Escreva a continuação do texto sobre o conflito político armado de 1916 no Espírito Santo, começando logo após a última frase apresentada.

- _Trecho do texto_:

§ §

Em 1916, o mundo assistia à destruição da Primeira Guerra Mundial (1914-1918), que ao seu fim deixou um saldo de 10 milhões de mortos. Paralelamente às disputas na Europa, mas não totalmente isolado delas, o Espírito Santo também vivia um clima de conflito bélico. Durante 33 dias, o Estado teve duas capitais, uma em Vitória e outra em Colatina, duas Assembleias Legislativas e dois governadores autoproclamados. Cidades foram sitiadas, igrejas viraram quartéis generais, coronéis e jagunços se dividiram em dois grupos.

Há registros de batalhas em Alegre, Cachoeiro de Itapemirim, Itapemirim, Afonso Cláudio, Colatina, Santa Teresa, Viana, Itaguaçu, Rio Novo do Sul, Serra, Vitória e Guarapari. No maior conflito político armado capixaba, o saldo foi de ao menos 22 mortos (telegramas registram outras mortes, porém sem quantificá-las) e quase mil pessoas que tiveram que deixar o Estado até a negociação de uma anistia.

§ §

- _Itens_:
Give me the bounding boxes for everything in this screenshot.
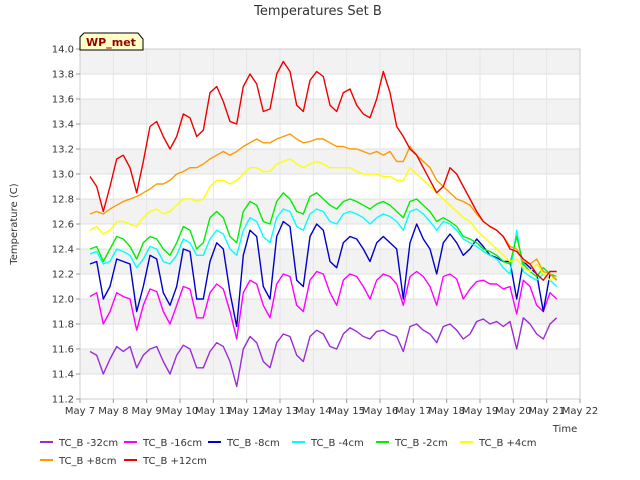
legend-label: TC_B -8cm [226,438,280,449]
legend-item: TC_B -4cm [292,438,364,449]
station-label-box: WP_met [79,32,144,51]
x-tick-label: May 14 [295,406,332,417]
station-label-shape [79,32,144,51]
plot-band [80,274,580,299]
x-tick-label: May 21 [528,406,565,417]
legend-item: TC_B -2cm [376,438,448,449]
plot-band [80,174,580,199]
y-axis-ticks: 11.2 11.4 11.6 11.8 12.0 12.2 12.4 12.6 12.8 13.0… [52,45,80,406]
y-tick-label: 12.8 [52,195,74,206]
x-tick-label: May 18 [428,406,465,417]
series-line-3 [89,208,558,288]
series-line-1 [89,270,558,340]
legend: TC_B -32cm TC_B -16cm TC_B -8cm TC_B -4cm TC… [40,438,537,467]
x-tick-label: May 7 [65,406,95,417]
x-tick-label: May 22 [562,406,599,417]
x-tick-label: May 16 [362,406,399,417]
y-tick-label: 13.6 [52,95,74,106]
y-tick-label: 12.6 [52,220,74,231]
y-tick-label: 11.4 [52,370,74,381]
legend-item: TC_B -8cm [208,438,280,449]
plot-band [80,374,580,399]
y-axis-label: Temperature (C) [9,183,20,265]
series-line-5 [89,158,558,281]
y-tick-label: 13.8 [52,70,74,81]
legend-label: TC_B -2cm [394,438,448,449]
plot-band [80,199,580,224]
y-tick-label: 13.0 [52,170,74,181]
x-axis-label: Time [552,424,577,435]
y-tick-label: 13.2 [52,145,74,156]
plot-band [80,49,580,74]
y-tick-label: 12.0 [52,295,74,306]
y-tick-label: 12.4 [52,245,74,256]
legend-item: TC_B +4cm [460,438,537,449]
x-tick-label: May 11 [195,406,232,417]
legend-item: TC_B +12cm [124,456,207,467]
legend-label: TC_B +4cm [478,438,537,449]
legend-label: TC_B -32cm [58,438,118,449]
legend-label: TC_B -4cm [310,438,364,449]
plot-band [80,124,580,149]
y-tick-label: 12.2 [52,270,74,281]
x-tick-label: May 20 [495,406,532,417]
y-tick-label: 13.4 [52,120,74,131]
legend-item: TC_B +8cm [40,456,117,467]
legend-item: TC_B -16cm [124,438,202,449]
x-tick-label: May 15 [328,406,365,417]
x-tick-label: May 12 [228,406,265,417]
x-tick-label: May 9 [132,406,162,417]
x-tick-label: May 10 [162,406,199,417]
y-tick-label: 14.0 [52,45,74,56]
chart-title: Temperatures Set B [253,4,382,19]
x-tick-label: May 19 [462,406,499,417]
x-tick-label: May 17 [395,406,432,417]
series-line-2 [89,220,558,328]
series-lines [89,60,558,388]
plot-band [80,324,580,349]
series-line-6 [89,133,558,281]
y-tick-label: 11.8 [52,320,74,331]
x-tick-label: May 13 [262,406,299,417]
plot-band [80,74,580,99]
station-label: WP_met [86,36,136,49]
plot-band [80,349,580,374]
legend-label: TC_B +8cm [58,456,117,467]
series-line-0 [89,317,558,388]
series-line-4 [89,192,557,278]
plot-background-bands [80,49,580,399]
plot-band [80,299,580,324]
y-tick-label: 11.6 [52,345,74,356]
plot-band [80,224,580,249]
x-tick-label: May 8 [98,406,128,417]
plot-band [80,149,580,174]
y-tick-label: 11.2 [52,395,74,406]
legend-label: TC_B -16cm [142,438,202,449]
legend-item: TC_B -32cm [40,438,118,449]
series-line-7 [89,60,557,281]
legend-label: TC_B +12cm [142,456,207,467]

§ §

- _Resposta do exercício_:
De um lado, após uma eleição marcada por desconfianças, jeronimistas reivindicavam a vitória do senador Bernadino Monteiro, irmão de Jerônimo Monteiro que àquela época era o político mais influente do Espírito Santo. De outro, a oposição a Jerônimo indicava que José Gomes Pinheiro Júnior, um fazendeiro rompido com os Monteiro em Itapemirim, é quem havia vencido o pleito para o comando do Palácio Anchieta.

O coronel Alexandre Calmon, conhecido como Xandoca, era vice de Pinheiro Júnior e foi quem acabou levando a fama da revolta que se daria em seguida.  Foi o vice quem coordenou a parte militar do conflito, enquanto o cabeça da chapa se articulava com políticos nacionais.

Após 100 anos do conflito, telegramas trocados entre o presidente da República da época, Wenceslau Braz, e pronunciamentos de deputados no Congresso Nacional, revelados pelo historiador e ex-vereador de Vitória Namy Chequer, mostram que a batalha foi mais sangrenta do que se imaginava.

Como na época não existia Justiça Eleitoral, a contagem dos votos para decidir quem seria o presidente do Estado, como o cargo de governador era chamado na época, ficou sob a responsabilidade da Câmara dos Deputados, no Rio de Janeiro. Wenceslau Braz entrou na disputa ao lado da oposição. Enquanto uma das maiores lideranças de Minas Gerais, Francisco Sales, que dispunha de grande influência no Congresso, aliou-se aos jeronimistas.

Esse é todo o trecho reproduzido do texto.